#### [Given exercise]
Answer with nothing but a number: how many lines include the word "λοιπὸν"?

#### [Data lines]
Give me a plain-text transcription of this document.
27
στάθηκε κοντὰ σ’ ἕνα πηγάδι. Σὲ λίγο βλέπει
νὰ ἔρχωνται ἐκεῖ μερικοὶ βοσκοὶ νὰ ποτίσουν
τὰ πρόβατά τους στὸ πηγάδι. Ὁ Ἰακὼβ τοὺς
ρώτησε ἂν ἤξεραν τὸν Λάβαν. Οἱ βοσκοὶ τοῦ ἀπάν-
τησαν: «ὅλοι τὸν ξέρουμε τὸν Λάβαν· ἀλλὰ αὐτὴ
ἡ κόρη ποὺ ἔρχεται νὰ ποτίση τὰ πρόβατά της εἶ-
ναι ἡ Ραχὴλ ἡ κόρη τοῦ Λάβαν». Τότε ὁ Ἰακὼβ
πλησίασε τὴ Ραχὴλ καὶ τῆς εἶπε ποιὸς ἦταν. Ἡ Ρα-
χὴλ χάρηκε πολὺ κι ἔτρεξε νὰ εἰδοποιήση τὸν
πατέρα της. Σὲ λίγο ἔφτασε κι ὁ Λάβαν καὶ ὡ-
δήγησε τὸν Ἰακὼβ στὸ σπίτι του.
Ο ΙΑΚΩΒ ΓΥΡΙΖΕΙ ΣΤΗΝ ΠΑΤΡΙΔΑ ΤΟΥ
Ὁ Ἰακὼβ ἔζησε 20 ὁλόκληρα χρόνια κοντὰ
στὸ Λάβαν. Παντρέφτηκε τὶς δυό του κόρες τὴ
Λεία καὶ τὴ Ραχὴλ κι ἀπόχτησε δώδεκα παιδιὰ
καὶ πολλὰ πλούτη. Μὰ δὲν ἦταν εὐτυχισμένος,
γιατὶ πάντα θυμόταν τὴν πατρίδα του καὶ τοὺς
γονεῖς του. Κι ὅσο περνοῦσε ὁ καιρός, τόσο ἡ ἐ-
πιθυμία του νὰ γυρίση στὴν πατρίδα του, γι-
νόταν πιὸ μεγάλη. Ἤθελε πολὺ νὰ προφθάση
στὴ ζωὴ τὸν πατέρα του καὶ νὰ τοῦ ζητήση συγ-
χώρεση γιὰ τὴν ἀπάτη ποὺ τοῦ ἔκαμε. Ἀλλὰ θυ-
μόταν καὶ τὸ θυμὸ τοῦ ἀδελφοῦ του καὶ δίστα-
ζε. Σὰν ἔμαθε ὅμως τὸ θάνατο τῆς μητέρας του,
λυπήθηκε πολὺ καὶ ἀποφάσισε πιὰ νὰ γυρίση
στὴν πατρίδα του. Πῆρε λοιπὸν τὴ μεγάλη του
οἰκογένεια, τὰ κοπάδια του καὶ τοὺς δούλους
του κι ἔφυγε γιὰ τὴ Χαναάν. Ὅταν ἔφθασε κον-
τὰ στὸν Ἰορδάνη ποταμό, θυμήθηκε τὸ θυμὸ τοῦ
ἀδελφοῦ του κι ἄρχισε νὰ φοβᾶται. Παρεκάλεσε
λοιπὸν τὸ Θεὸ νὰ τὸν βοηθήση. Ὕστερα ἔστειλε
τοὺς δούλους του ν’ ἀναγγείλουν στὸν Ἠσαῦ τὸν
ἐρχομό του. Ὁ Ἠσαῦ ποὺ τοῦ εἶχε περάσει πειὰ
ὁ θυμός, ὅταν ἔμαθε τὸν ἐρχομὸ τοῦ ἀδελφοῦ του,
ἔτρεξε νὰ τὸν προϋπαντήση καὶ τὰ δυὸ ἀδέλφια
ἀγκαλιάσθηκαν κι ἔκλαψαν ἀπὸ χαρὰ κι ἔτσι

#### [Task response]
2